YOUR GOAL :: Copy each line below that contains "xlabel".

PROVIDED INFORMATION ::
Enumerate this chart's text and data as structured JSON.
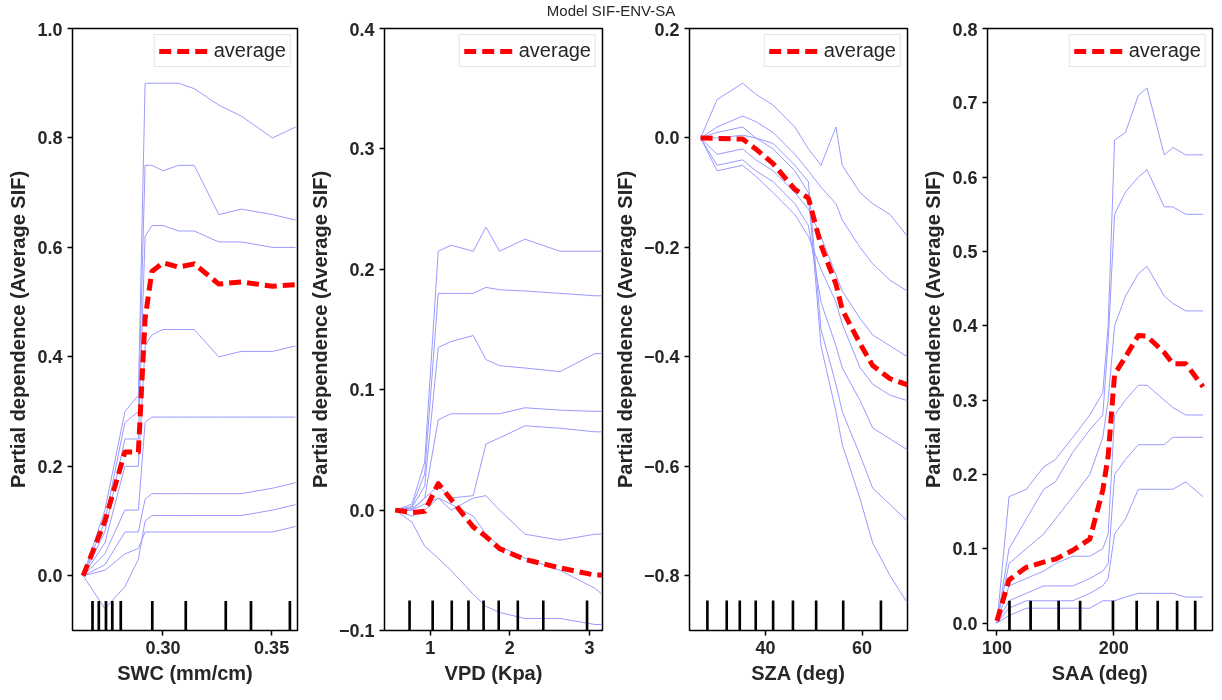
{
  "chart_data": [
    {
      "type": "other",
      "title": "Model SIF-ENV-SA"
    },
    {
      "type": "line",
      "xlabel": "SWC (mm/cm)",
      "ylabel": "Partial dependence (Average SIF)",
      "x": [
        0.2633,
        0.2733,
        0.2825,
        0.2887,
        0.2918,
        0.2949,
        0.3,
        0.3072,
        0.3144,
        0.3257,
        0.336,
        0.3504,
        0.361
      ],
      "xlim": [
        0.2584,
        0.3619
      ],
      "ylim": [
        -0.1,
        1.0
      ],
      "xticks": [
        {
          "value": 0.3,
          "label": "0.30"
        },
        {
          "value": 0.35,
          "label": "0.35"
        }
      ],
      "yticks": [
        {
          "value": 0.0,
          "label": "0.0"
        },
        {
          "value": 0.2,
          "label": "0.2"
        },
        {
          "value": 0.4,
          "label": "0.4"
        },
        {
          "value": 0.6,
          "label": "0.6"
        },
        {
          "value": 0.8,
          "label": "0.8"
        },
        {
          "value": 1.0,
          "label": "1.0"
        }
      ],
      "grid": false,
      "legend": "top right",
      "series": [
        {
          "color": "#9a9aff",
          "line_style": "solid",
          "values": [
            0,
            0.12,
            0.3,
            0.33,
            0.9,
            0.9,
            0.9,
            0.9,
            0.89,
            0.86,
            0.84,
            0.8,
            0.82
          ]
        },
        {
          "color": "#9a9aff",
          "line_style": "solid",
          "values": [
            0,
            0.1,
            0.28,
            0.3,
            0.75,
            0.75,
            0.74,
            0.75,
            0.75,
            0.66,
            0.67,
            0.66,
            0.65
          ]
        },
        {
          "color": "#9a9aff",
          "line_style": "solid",
          "values": [
            0,
            0.08,
            0.25,
            0.25,
            0.62,
            0.64,
            0.64,
            0.63,
            0.63,
            0.61,
            0.61,
            0.6,
            0.6
          ]
        },
        {
          "color": "#9a9aff",
          "line_style": "solid",
          "values": [
            0,
            0.06,
            0.2,
            0.2,
            0.42,
            0.44,
            0.45,
            0.45,
            0.45,
            0.4,
            0.41,
            0.41,
            0.42
          ]
        },
        {
          "color": "#9a9aff",
          "line_style": "solid",
          "values": [
            0,
            0.04,
            0.12,
            0.12,
            0.28,
            0.29,
            0.29,
            0.29,
            0.29,
            0.29,
            0.29,
            0.29,
            0.29
          ]
        },
        {
          "color": "#9a9aff",
          "line_style": "solid",
          "values": [
            0,
            0.02,
            0.08,
            0.08,
            0.14,
            0.15,
            0.15,
            0.15,
            0.15,
            0.15,
            0.15,
            0.16,
            0.17
          ]
        },
        {
          "color": "#9a9aff",
          "line_style": "solid",
          "values": [
            0,
            0.01,
            0.04,
            0.05,
            0.08,
            0.08,
            0.08,
            0.08,
            0.08,
            0.08,
            0.08,
            0.08,
            0.09
          ]
        },
        {
          "color": "#9a9aff",
          "line_style": "solid",
          "values": [
            0,
            -0.06,
            -0.02,
            0.03,
            0.1,
            0.11,
            0.11,
            0.11,
            0.11,
            0.11,
            0.11,
            0.12,
            0.13
          ]
        },
        {
          "name": "average",
          "color": "#ff0000",
          "line_style": "dashed",
          "values": [
            0,
            0.1,
            0.226,
            0.226,
            0.47,
            0.556,
            0.572,
            0.564,
            0.57,
            0.533,
            0.537,
            0.529,
            0.532
          ]
        },
        {
          "type": "bar",
          "color": "#000000",
          "x": [
            0.2676,
            0.2705,
            0.2738,
            0.2767,
            0.2806,
            0.2951,
            0.3105,
            0.3289,
            0.3405,
            0.3584
          ],
          "base": [
            -0.1,
            -0.1,
            -0.1,
            -0.1,
            -0.1,
            -0.1,
            -0.1,
            -0.1,
            -0.1,
            -0.1
          ],
          "values": [
            0.054,
            0.054,
            0.054,
            0.054,
            0.054,
            0.054,
            0.054,
            0.054,
            0.054,
            0.054
          ]
        }
      ]
    },
    {
      "type": "line",
      "xlabel": "VPD (Kpa)",
      "ylabel": "Partial dependence (Average SIF)",
      "x": [
        0.56,
        0.77,
        0.93,
        1.1,
        1.26,
        1.54,
        1.7,
        1.87,
        2.19,
        2.63,
        3.07,
        3.16
      ],
      "xlim": [
        0.425,
        3.164
      ],
      "ylim": [
        -0.1,
        0.4
      ],
      "xticks": [
        1,
        2,
        3
      ],
      "yticks": [
        {
          "value": -0.1,
          "label": "−0.1"
        },
        {
          "value": 0.0,
          "label": "0.0"
        },
        {
          "value": 0.1,
          "label": "0.1"
        },
        {
          "value": 0.2,
          "label": "0.2"
        },
        {
          "value": 0.3,
          "label": "0.3"
        },
        {
          "value": 0.4,
          "label": "0.4"
        }
      ],
      "grid": false,
      "legend": "top right",
      "series": [
        {
          "color": "#9a9aff",
          "line_style": "solid",
          "values": [
            0,
            0.005,
            0.04,
            0.215,
            0.22,
            0.215,
            0.235,
            0.215,
            0.225,
            0.215,
            0.215,
            0.215
          ]
        },
        {
          "color": "#9a9aff",
          "line_style": "solid",
          "values": [
            0,
            0.003,
            0.03,
            0.18,
            0.18,
            0.18,
            0.185,
            0.183,
            0.182,
            0.18,
            0.178,
            0.178
          ]
        },
        {
          "color": "#9a9aff",
          "line_style": "solid",
          "values": [
            0,
            0.002,
            0.02,
            0.135,
            0.14,
            0.145,
            0.125,
            0.12,
            0.118,
            0.115,
            0.13,
            0.13
          ]
        },
        {
          "color": "#9a9aff",
          "line_style": "solid",
          "values": [
            0,
            0.001,
            0.01,
            0.075,
            0.08,
            0.08,
            0.08,
            0.08,
            0.085,
            0.083,
            0.082,
            0.082
          ]
        },
        {
          "color": "#9a9aff",
          "line_style": "solid",
          "values": [
            0,
            0.0,
            0.01,
            0.02,
            0.01,
            0.012,
            0.055,
            0.06,
            0.07,
            0.068,
            0.065,
            0.065
          ]
        },
        {
          "color": "#9a9aff",
          "line_style": "solid",
          "values": [
            0,
            -0.005,
            0.0,
            0.01,
            0.005,
            -0.005,
            -0.02,
            -0.03,
            -0.04,
            -0.05,
            -0.065,
            -0.07
          ]
        },
        {
          "color": "#9a9aff",
          "line_style": "solid",
          "values": [
            0,
            -0.01,
            -0.03,
            -0.04,
            -0.05,
            -0.07,
            -0.08,
            -0.085,
            -0.09,
            -0.09,
            -0.095,
            -0.095
          ]
        },
        {
          "color": "#9a9aff",
          "line_style": "solid",
          "values": [
            0,
            0.0,
            0.005,
            0.01,
            0.0,
            0.01,
            0.012,
            0.0,
            -0.02,
            -0.025,
            -0.02,
            -0.02
          ]
        },
        {
          "name": "average",
          "color": "#ff0000",
          "line_style": "dashed",
          "values": [
            0,
            -0.002,
            -0.001,
            0.022,
            0.009,
            -0.014,
            -0.022,
            -0.032,
            -0.041,
            -0.048,
            -0.054,
            -0.054
          ]
        },
        {
          "type": "bar",
          "color": "#000000",
          "x": [
            0.74,
            1.03,
            1.27,
            1.48,
            1.67,
            1.86,
            2.1,
            2.42,
            2.97
          ],
          "base": [
            -0.1,
            -0.1,
            -0.1,
            -0.1,
            -0.1,
            -0.1,
            -0.1,
            -0.1,
            -0.1
          ],
          "values": [
            0.025,
            0.025,
            0.025,
            0.025,
            0.025,
            0.025,
            0.025,
            0.025,
            0.025
          ]
        }
      ]
    },
    {
      "type": "line",
      "xlabel": "SZA (deg)",
      "ylabel": "Partial dependence (Average SIF)",
      "x": [
        26.6,
        30,
        35.3,
        38,
        41.6,
        46.1,
        48.9,
        51.5,
        54.6,
        55.9,
        59.6,
        62.2,
        65.8,
        69.4
      ],
      "xlim": [
        24.3,
        69.4
      ],
      "ylim": [
        -0.9,
        0.2
      ],
      "xticks": [
        40,
        60
      ],
      "yticks": [
        {
          "value": -0.8,
          "label": "−0.8"
        },
        {
          "value": -0.6,
          "label": "−0.6"
        },
        {
          "value": -0.4,
          "label": "−0.4"
        },
        {
          "value": -0.2,
          "label": "−0.2"
        },
        {
          "value": 0.0,
          "label": "0.0"
        },
        {
          "value": 0.2,
          "label": "0.2"
        }
      ],
      "grid": false,
      "legend": "top right",
      "series": [
        {
          "color": "#9a9aff",
          "line_style": "solid",
          "values": [
            0,
            0.07,
            0.1,
            0.08,
            0.06,
            0.02,
            -0.02,
            -0.05,
            0.02,
            -0.05,
            -0.1,
            -0.12,
            -0.14,
            -0.18
          ]
        },
        {
          "color": "#9a9aff",
          "line_style": "solid",
          "values": [
            0,
            0.02,
            0.04,
            0.03,
            0.01,
            -0.03,
            -0.06,
            -0.09,
            -0.12,
            -0.15,
            -0.2,
            -0.23,
            -0.26,
            -0.28
          ]
        },
        {
          "color": "#9a9aff",
          "line_style": "solid",
          "values": [
            0,
            -0.03,
            -0.02,
            -0.04,
            -0.06,
            -0.1,
            -0.13,
            -0.18,
            -0.25,
            -0.28,
            -0.33,
            -0.36,
            -0.38,
            -0.4
          ]
        },
        {
          "color": "#9a9aff",
          "line_style": "solid",
          "values": [
            0,
            -0.05,
            -0.04,
            -0.06,
            -0.08,
            -0.12,
            -0.16,
            -0.3,
            -0.38,
            -0.42,
            -0.48,
            -0.53,
            -0.55,
            -0.57
          ]
        },
        {
          "color": "#9a9aff",
          "line_style": "solid",
          "values": [
            0,
            0.0,
            0.005,
            0.0,
            -0.01,
            -0.05,
            -0.08,
            -0.35,
            -0.45,
            -0.5,
            -0.58,
            -0.64,
            -0.67,
            -0.7
          ]
        },
        {
          "color": "#9a9aff",
          "line_style": "solid",
          "values": [
            0,
            0.01,
            0.02,
            0.0,
            -0.02,
            -0.06,
            -0.1,
            -0.38,
            -0.5,
            -0.56,
            -0.66,
            -0.74,
            -0.8,
            -0.85
          ]
        },
        {
          "color": "#9a9aff",
          "line_style": "solid",
          "values": [
            0,
            -0.06,
            -0.05,
            -0.07,
            -0.1,
            -0.14,
            -0.18,
            -0.24,
            -0.3,
            -0.34,
            -0.42,
            -0.45,
            -0.47,
            -0.48
          ]
        },
        {
          "name": "average",
          "color": "#ff0000",
          "line_style": "dashed",
          "values": [
            0,
            -0.001,
            -0.002,
            -0.02,
            -0.047,
            -0.094,
            -0.11,
            -0.196,
            -0.267,
            -0.314,
            -0.376,
            -0.416,
            -0.44,
            -0.451
          ]
        },
        {
          "type": "bar",
          "color": "#000000",
          "x": [
            28.0,
            32.0,
            34.7,
            38.0,
            41.6,
            45.7,
            50.5,
            56.1,
            63.9
          ],
          "base": [
            -0.9,
            -0.9,
            -0.9,
            -0.9,
            -0.9,
            -0.9,
            -0.9,
            -0.9,
            -0.9
          ],
          "values": [
            0.055,
            0.055,
            0.055,
            0.055,
            0.055,
            0.055,
            0.055,
            0.055,
            0.055
          ]
        }
      ]
    },
    {
      "type": "line",
      "xlabel": "SAA (deg)",
      "ylabel": "Partial dependence (Average SIF)",
      "x": [
        100,
        110.3,
        125.1,
        140,
        150,
        165,
        179.5,
        190.6,
        195.2,
        200.7,
        210,
        221,
        228.4,
        243.2,
        250.6,
        261.6,
        276.4
      ],
      "xlim": [
        91.9,
        284.5
      ],
      "ylim": [
        -0.01,
        0.8
      ],
      "xticks": [
        100,
        200
      ],
      "yticks": [
        {
          "value": 0.0,
          "label": "0.0"
        },
        {
          "value": 0.1,
          "label": "0.1"
        },
        {
          "value": 0.2,
          "label": "0.2"
        },
        {
          "value": 0.3,
          "label": "0.3"
        },
        {
          "value": 0.4,
          "label": "0.4"
        },
        {
          "value": 0.5,
          "label": "0.5"
        },
        {
          "value": 0.6,
          "label": "0.6"
        },
        {
          "value": 0.7,
          "label": "0.7"
        },
        {
          "value": 0.8,
          "label": "0.8"
        }
      ],
      "grid": false,
      "legend": "top right",
      "series": [
        {
          "color": "#9a9aff",
          "line_style": "solid",
          "values": [
            0,
            0.17,
            0.18,
            0.21,
            0.22,
            0.25,
            0.28,
            0.31,
            0.4,
            0.65,
            0.66,
            0.71,
            0.72,
            0.63,
            0.64,
            0.63,
            0.63
          ]
        },
        {
          "color": "#9a9aff",
          "line_style": "solid",
          "values": [
            0,
            0.1,
            0.14,
            0.18,
            0.19,
            0.23,
            0.26,
            0.28,
            0.38,
            0.55,
            0.58,
            0.6,
            0.61,
            0.56,
            0.56,
            0.55,
            0.55
          ]
        },
        {
          "color": "#9a9aff",
          "line_style": "solid",
          "values": [
            0,
            0.08,
            0.1,
            0.12,
            0.14,
            0.17,
            0.2,
            0.25,
            0.3,
            0.4,
            0.44,
            0.47,
            0.48,
            0.44,
            0.43,
            0.42,
            0.42
          ]
        },
        {
          "color": "#9a9aff",
          "line_style": "solid",
          "values": [
            0,
            0.05,
            0.06,
            0.07,
            0.08,
            0.09,
            0.09,
            0.1,
            0.12,
            0.28,
            0.3,
            0.32,
            0.32,
            0.3,
            0.29,
            0.28,
            0.28
          ]
        },
        {
          "color": "#9a9aff",
          "line_style": "solid",
          "values": [
            0,
            0.03,
            0.04,
            0.05,
            0.05,
            0.05,
            0.06,
            0.07,
            0.08,
            0.2,
            0.22,
            0.24,
            0.24,
            0.24,
            0.25,
            0.25,
            0.25
          ]
        },
        {
          "color": "#9a9aff",
          "line_style": "solid",
          "values": [
            0,
            0.02,
            0.03,
            0.03,
            0.03,
            0.03,
            0.04,
            0.05,
            0.06,
            0.12,
            0.14,
            0.18,
            0.18,
            0.18,
            0.18,
            0.19,
            0.17
          ]
        },
        {
          "color": "#9a9aff",
          "line_style": "solid",
          "values": [
            0,
            0.01,
            0.02,
            0.02,
            0.02,
            0.02,
            0.02,
            0.03,
            0.03,
            0.03,
            0.035,
            0.04,
            0.04,
            0.04,
            0.04,
            0.035,
            0.035
          ]
        },
        {
          "name": "average",
          "color": "#ff0000",
          "line_style": "dashed",
          "values": [
            0.003,
            0.058,
            0.075,
            0.082,
            0.086,
            0.098,
            0.113,
            0.179,
            0.225,
            0.335,
            0.358,
            0.387,
            0.386,
            0.364,
            0.349,
            0.349,
            0.318
          ]
        },
        {
          "type": "bar",
          "color": "#000000",
          "x": [
            110.7,
            128.8,
            152.8,
            171.2,
            199.3,
            219.6,
            237.6,
            254.2,
            269.7
          ],
          "base": [
            -0.01,
            -0.01,
            -0.01,
            -0.01,
            -0.01,
            -0.01,
            -0.01,
            -0.01,
            -0.01
          ],
          "values": [
            0.04,
            0.04,
            0.04,
            0.04,
            0.04,
            0.04,
            0.04,
            0.04,
            0.04
          ]
        }
      ]
    }
  ]
}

ANSWER IN FULL ::
      "xlabel": "SWC (mm/cm)",
      "xlabel": "VPD (Kpa)",
      "xlabel": "SZA (deg)",
      "xlabel": "SAA (deg)",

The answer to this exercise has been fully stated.